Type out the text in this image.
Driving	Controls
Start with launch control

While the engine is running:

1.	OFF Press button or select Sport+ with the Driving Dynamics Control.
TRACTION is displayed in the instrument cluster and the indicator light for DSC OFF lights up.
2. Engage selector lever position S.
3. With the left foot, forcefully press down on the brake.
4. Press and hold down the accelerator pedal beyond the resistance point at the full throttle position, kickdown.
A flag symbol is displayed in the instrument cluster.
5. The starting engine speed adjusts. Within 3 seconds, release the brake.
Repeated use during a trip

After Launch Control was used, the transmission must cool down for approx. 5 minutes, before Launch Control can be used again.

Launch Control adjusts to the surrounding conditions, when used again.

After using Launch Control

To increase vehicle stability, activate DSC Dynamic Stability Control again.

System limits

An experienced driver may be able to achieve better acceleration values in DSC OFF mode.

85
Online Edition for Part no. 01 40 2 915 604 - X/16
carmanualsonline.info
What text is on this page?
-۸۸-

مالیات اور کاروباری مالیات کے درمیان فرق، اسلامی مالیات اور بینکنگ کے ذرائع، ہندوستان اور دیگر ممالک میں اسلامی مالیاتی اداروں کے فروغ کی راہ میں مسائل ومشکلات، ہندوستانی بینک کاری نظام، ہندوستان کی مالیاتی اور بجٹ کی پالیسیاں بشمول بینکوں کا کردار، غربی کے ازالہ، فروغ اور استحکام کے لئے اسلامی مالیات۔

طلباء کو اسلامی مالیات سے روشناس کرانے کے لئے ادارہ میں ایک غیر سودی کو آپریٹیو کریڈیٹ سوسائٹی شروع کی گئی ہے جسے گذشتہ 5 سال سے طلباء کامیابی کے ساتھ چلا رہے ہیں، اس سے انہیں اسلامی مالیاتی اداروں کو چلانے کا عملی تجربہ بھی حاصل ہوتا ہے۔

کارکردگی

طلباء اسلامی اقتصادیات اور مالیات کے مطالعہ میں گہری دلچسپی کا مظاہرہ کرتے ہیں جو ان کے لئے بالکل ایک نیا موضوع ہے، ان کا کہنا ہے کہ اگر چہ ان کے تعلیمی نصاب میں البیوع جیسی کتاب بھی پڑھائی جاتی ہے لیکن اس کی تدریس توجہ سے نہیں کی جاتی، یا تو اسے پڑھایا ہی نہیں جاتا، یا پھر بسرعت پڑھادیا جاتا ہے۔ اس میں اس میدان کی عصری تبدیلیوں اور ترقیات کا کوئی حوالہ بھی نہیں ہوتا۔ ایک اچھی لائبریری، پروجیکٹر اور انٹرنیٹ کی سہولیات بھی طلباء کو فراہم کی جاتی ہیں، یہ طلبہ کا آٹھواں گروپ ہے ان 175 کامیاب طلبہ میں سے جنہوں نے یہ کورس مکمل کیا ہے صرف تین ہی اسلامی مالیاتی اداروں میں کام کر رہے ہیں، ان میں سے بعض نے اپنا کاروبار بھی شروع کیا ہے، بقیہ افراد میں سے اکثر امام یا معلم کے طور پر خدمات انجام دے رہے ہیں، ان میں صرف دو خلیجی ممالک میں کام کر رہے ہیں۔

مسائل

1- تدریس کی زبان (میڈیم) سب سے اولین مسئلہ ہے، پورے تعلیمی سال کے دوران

## WHAT YOU ARE ASKED TO DO:
Determine how many lines of the records above contain the word "this", and report only that number.

## COMPLETE OUTPUT:
2